──────── RECORDS SHOWN ────────

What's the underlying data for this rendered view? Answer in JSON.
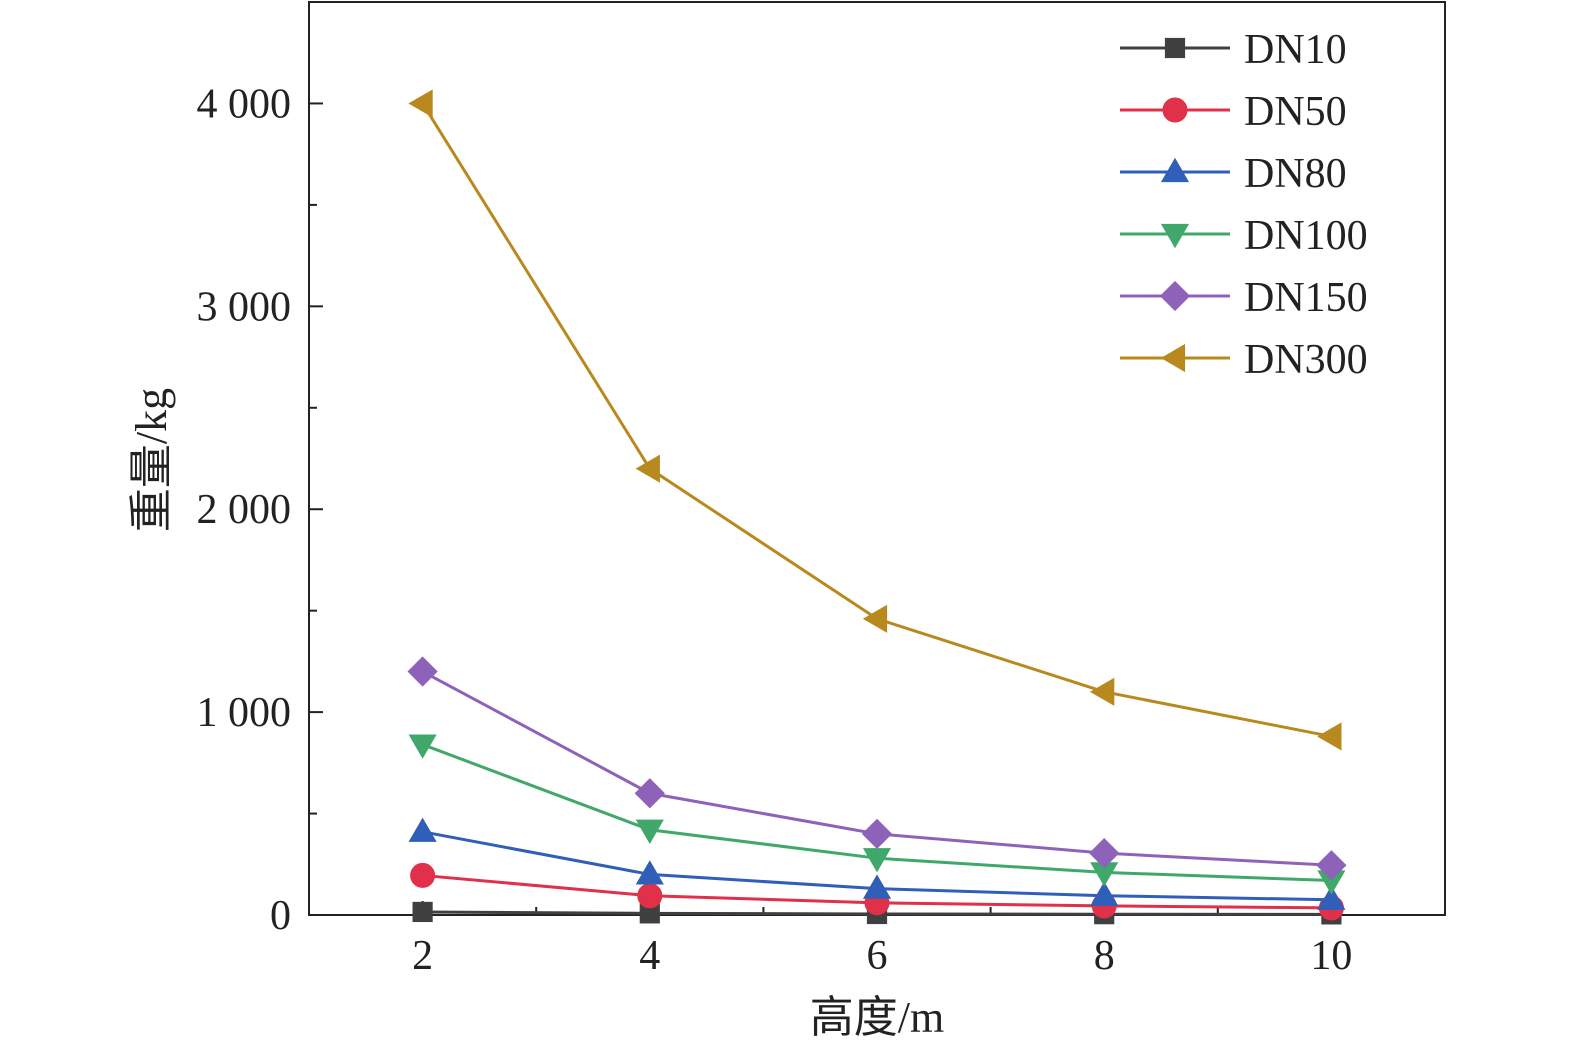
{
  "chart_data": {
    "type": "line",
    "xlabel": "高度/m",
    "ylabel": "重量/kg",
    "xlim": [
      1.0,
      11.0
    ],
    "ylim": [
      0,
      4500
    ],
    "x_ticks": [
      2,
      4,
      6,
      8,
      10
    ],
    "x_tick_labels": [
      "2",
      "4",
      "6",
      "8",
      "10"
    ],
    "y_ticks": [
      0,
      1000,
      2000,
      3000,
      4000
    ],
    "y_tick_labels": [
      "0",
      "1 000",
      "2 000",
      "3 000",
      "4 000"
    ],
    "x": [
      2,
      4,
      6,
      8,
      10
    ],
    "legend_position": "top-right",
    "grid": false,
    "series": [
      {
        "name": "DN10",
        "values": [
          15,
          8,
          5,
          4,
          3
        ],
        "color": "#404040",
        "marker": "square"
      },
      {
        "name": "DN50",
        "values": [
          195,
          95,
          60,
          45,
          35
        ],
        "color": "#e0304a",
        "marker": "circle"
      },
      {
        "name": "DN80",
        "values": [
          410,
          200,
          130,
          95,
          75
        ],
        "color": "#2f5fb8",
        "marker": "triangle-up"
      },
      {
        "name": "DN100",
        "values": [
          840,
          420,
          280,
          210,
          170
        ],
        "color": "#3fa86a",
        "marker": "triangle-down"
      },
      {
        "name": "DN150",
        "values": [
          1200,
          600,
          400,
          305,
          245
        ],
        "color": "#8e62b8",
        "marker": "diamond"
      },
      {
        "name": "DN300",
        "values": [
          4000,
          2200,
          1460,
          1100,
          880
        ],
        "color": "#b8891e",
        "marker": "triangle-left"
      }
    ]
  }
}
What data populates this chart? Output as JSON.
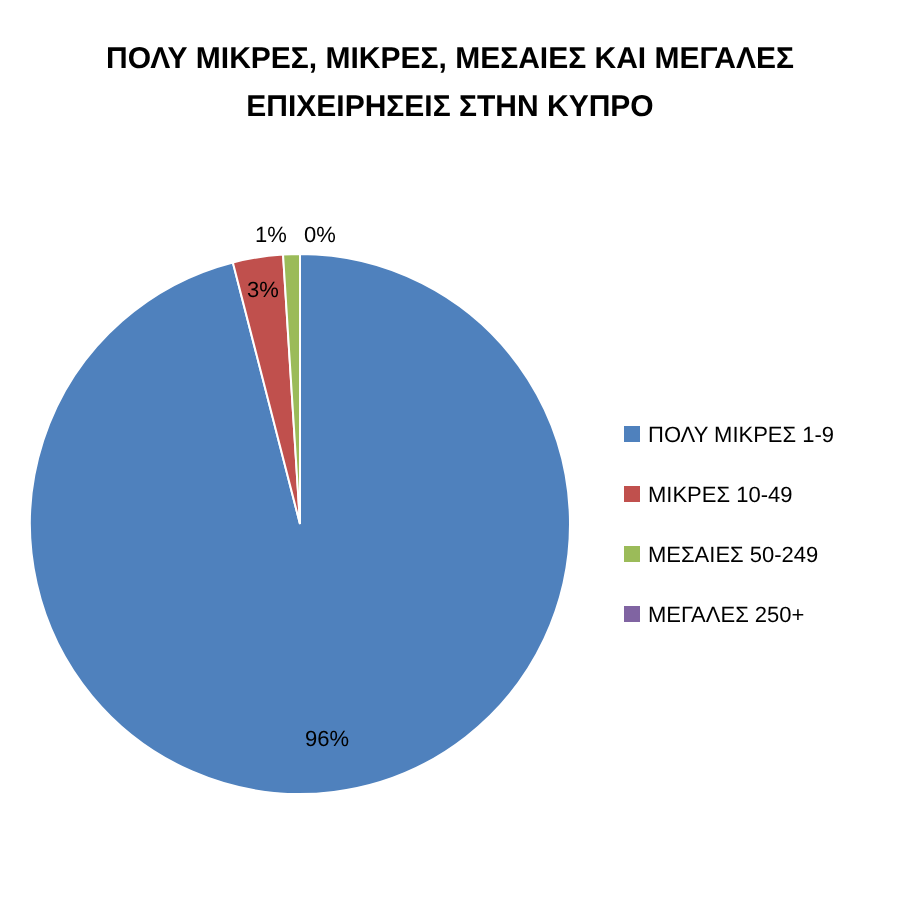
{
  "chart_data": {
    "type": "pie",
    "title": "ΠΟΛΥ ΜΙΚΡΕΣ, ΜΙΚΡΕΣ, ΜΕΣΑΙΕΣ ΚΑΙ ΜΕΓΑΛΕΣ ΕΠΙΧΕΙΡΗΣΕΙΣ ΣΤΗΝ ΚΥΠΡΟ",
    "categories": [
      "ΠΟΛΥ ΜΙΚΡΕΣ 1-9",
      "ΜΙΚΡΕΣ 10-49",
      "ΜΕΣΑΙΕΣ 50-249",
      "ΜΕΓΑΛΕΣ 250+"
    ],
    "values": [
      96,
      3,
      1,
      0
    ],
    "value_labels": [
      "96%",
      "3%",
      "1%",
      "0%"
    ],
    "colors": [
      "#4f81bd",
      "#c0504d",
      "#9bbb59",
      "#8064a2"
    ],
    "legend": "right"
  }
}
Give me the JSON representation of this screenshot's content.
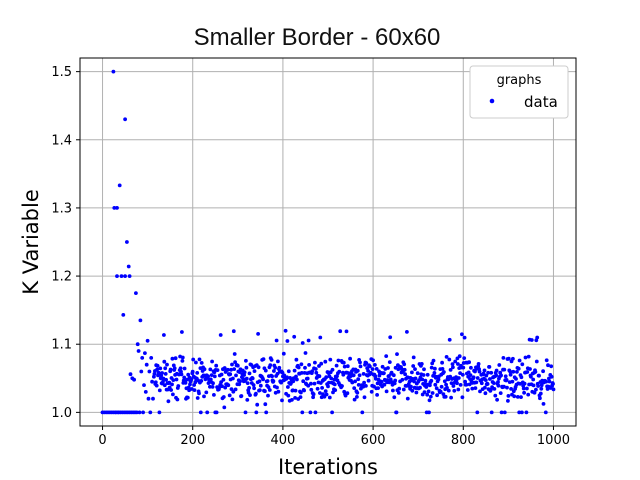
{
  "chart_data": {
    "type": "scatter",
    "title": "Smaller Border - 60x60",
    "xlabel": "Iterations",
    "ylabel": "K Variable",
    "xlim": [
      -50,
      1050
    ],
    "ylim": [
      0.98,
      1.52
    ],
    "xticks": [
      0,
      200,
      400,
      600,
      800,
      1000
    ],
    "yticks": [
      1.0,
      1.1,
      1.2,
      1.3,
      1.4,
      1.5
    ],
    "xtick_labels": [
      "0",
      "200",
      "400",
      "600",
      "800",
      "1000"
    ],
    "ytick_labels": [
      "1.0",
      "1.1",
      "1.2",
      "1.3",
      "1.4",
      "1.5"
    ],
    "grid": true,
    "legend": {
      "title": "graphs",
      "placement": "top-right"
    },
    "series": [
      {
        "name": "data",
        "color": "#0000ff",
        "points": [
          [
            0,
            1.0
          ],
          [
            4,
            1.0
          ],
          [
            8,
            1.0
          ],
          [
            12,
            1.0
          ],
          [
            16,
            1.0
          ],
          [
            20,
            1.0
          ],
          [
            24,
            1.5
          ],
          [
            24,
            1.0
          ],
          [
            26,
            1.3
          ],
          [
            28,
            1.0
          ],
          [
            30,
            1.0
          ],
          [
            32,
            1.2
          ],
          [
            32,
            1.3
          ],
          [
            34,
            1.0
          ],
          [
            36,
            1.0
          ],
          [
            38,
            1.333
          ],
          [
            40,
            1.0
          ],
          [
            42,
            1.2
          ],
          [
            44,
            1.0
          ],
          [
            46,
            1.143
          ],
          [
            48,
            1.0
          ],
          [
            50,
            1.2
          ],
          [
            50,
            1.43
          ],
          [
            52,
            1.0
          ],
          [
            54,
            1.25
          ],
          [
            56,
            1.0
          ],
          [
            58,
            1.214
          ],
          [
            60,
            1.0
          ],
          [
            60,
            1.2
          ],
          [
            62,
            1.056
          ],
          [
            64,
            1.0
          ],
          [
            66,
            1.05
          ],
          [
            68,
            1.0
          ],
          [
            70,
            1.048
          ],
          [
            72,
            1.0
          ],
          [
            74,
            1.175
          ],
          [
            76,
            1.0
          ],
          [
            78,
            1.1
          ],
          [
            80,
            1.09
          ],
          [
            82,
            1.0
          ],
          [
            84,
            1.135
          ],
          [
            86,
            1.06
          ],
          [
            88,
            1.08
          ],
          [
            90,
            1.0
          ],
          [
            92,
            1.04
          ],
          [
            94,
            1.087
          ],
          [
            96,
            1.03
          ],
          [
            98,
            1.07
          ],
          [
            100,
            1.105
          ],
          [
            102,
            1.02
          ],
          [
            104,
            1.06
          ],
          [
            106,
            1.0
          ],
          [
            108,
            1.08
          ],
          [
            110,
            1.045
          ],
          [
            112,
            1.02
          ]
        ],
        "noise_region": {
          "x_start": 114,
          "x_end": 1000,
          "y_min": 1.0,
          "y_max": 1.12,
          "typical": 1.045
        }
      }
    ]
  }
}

────────
──────── RECORDS SHOWN ────────

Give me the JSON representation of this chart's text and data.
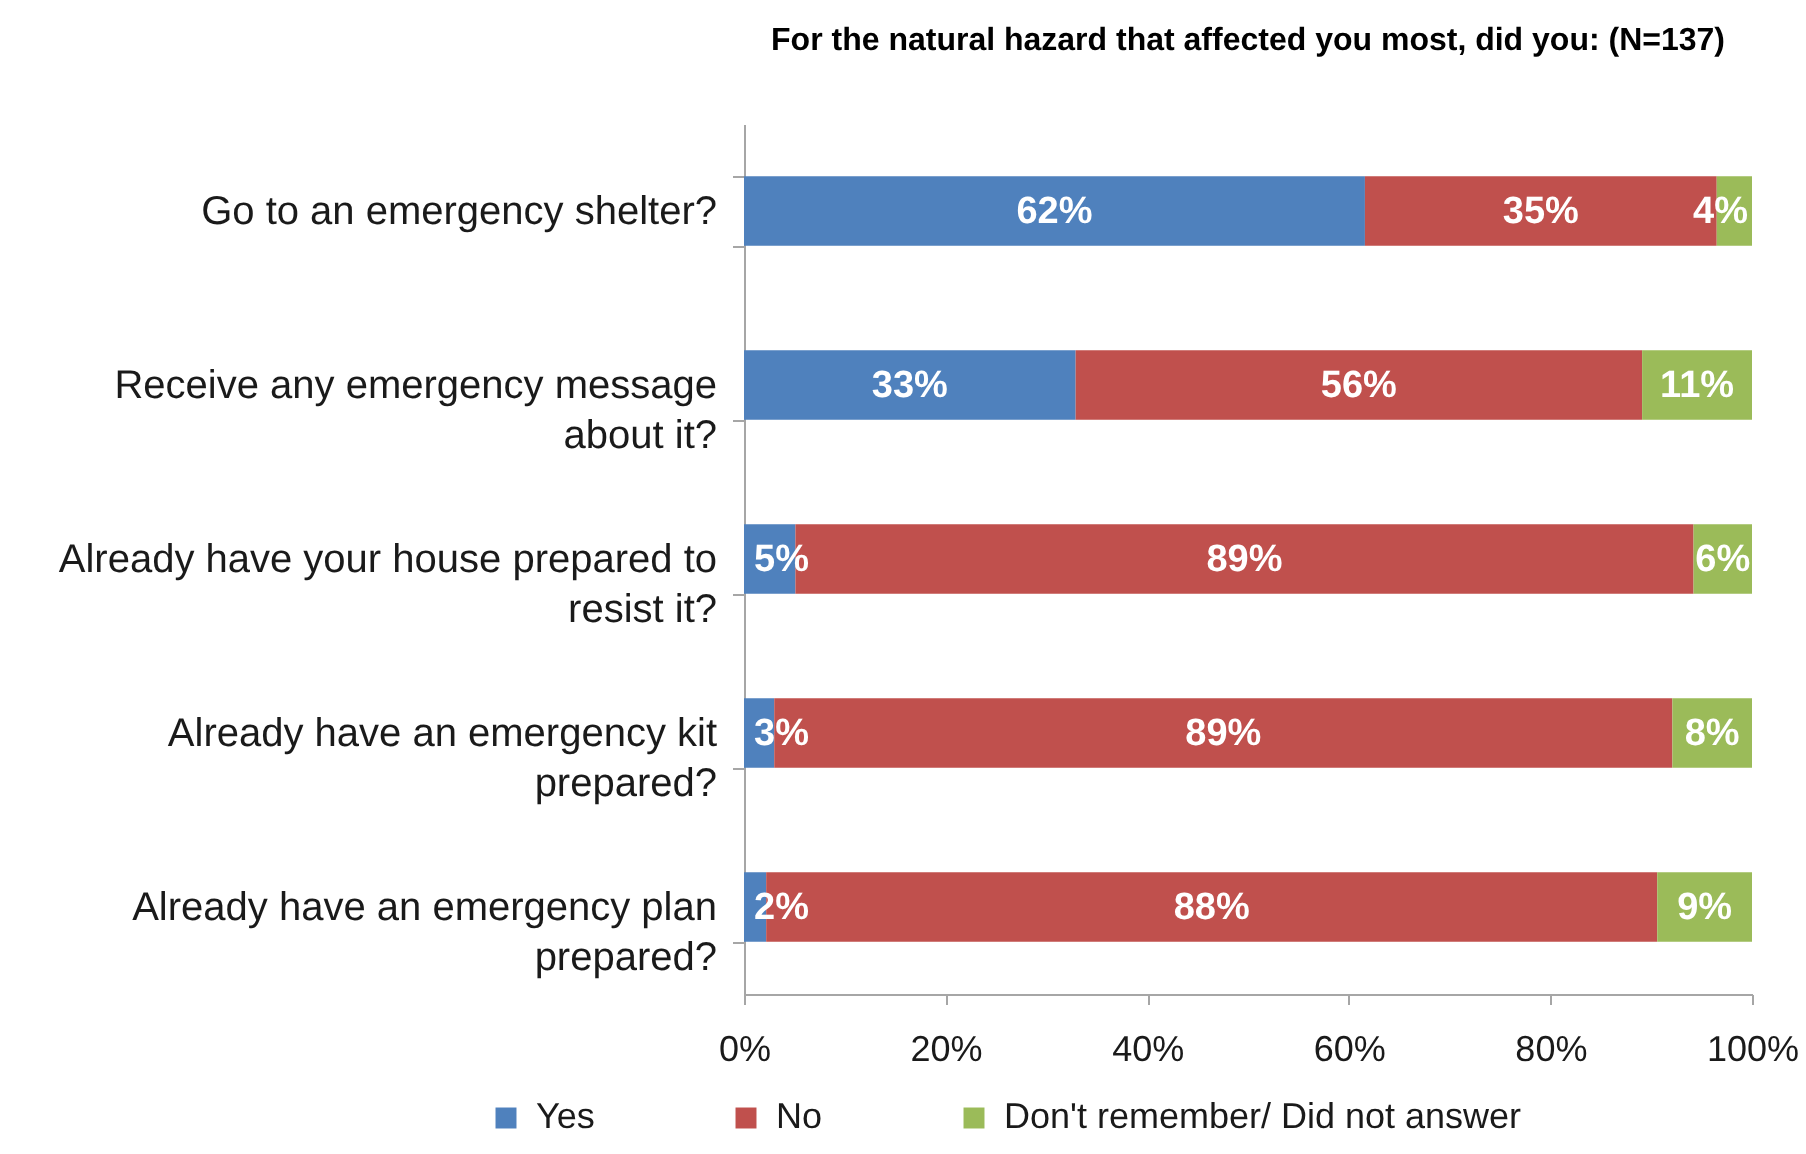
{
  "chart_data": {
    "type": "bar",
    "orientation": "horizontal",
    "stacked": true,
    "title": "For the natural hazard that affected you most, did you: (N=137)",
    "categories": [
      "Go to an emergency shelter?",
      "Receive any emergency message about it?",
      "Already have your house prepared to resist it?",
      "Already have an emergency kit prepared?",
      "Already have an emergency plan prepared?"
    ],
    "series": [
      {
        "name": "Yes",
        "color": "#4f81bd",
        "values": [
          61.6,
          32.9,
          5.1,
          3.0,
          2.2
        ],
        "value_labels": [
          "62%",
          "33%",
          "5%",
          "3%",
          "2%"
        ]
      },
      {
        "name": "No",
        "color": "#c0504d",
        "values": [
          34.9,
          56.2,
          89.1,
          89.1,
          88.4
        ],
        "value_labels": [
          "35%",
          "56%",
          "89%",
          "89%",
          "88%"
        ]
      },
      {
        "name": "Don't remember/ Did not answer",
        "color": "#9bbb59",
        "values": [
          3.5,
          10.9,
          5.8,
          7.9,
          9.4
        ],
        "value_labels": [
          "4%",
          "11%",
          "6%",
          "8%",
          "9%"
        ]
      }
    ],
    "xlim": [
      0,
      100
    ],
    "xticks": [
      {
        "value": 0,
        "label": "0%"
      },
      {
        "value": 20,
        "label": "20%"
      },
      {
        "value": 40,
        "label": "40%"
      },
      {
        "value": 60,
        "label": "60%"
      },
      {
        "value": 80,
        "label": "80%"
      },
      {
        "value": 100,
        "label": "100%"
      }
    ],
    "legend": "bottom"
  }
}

────────
──────── RECORDS SHOWN ────────

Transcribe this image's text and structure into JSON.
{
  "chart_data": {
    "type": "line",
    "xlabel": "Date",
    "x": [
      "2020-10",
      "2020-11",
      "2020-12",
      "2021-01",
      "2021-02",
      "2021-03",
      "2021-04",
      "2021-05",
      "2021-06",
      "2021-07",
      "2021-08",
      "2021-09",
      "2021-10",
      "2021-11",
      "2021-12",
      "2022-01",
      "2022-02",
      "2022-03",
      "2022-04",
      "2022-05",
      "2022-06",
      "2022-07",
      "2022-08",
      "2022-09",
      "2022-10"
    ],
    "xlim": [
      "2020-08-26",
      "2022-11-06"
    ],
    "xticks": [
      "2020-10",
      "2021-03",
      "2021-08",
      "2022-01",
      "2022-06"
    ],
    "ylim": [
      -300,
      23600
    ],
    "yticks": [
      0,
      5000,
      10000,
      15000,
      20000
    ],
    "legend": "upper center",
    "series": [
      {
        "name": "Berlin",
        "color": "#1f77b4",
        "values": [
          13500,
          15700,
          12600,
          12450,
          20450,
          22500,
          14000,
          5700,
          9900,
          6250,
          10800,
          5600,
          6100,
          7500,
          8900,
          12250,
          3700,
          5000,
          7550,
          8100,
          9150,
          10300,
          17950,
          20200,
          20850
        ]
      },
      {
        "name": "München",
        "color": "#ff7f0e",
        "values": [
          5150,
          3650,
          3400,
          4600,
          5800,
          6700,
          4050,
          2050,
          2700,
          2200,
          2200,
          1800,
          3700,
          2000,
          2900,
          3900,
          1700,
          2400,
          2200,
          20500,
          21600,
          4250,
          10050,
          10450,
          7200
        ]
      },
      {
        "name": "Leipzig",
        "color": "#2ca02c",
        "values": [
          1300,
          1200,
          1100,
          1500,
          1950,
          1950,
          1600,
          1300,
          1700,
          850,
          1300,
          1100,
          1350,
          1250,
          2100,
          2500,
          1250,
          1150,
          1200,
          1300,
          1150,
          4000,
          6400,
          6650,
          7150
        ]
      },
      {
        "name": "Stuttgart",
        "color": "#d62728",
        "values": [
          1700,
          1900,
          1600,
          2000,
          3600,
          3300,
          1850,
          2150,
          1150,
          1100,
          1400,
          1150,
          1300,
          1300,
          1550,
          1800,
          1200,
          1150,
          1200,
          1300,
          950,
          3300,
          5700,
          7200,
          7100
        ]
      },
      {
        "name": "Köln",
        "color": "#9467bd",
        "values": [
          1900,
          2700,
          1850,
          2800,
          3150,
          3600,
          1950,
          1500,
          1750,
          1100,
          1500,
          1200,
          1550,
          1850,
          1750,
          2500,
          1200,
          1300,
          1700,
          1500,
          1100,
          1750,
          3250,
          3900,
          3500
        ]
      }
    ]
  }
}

────────

**YOUR GOAL:**
Show the lines of the records that contain the word "this".

**EXERCISE ANSWER:**
What's the underlying data for this rendered view? Answer in JSON.
What data populates this chart? Output as JSON.
Give me the JSON representation of this screenshot's content.
Give me the JSON representation of this chart's text and data.
Transcribe this image's text and structure into JSON.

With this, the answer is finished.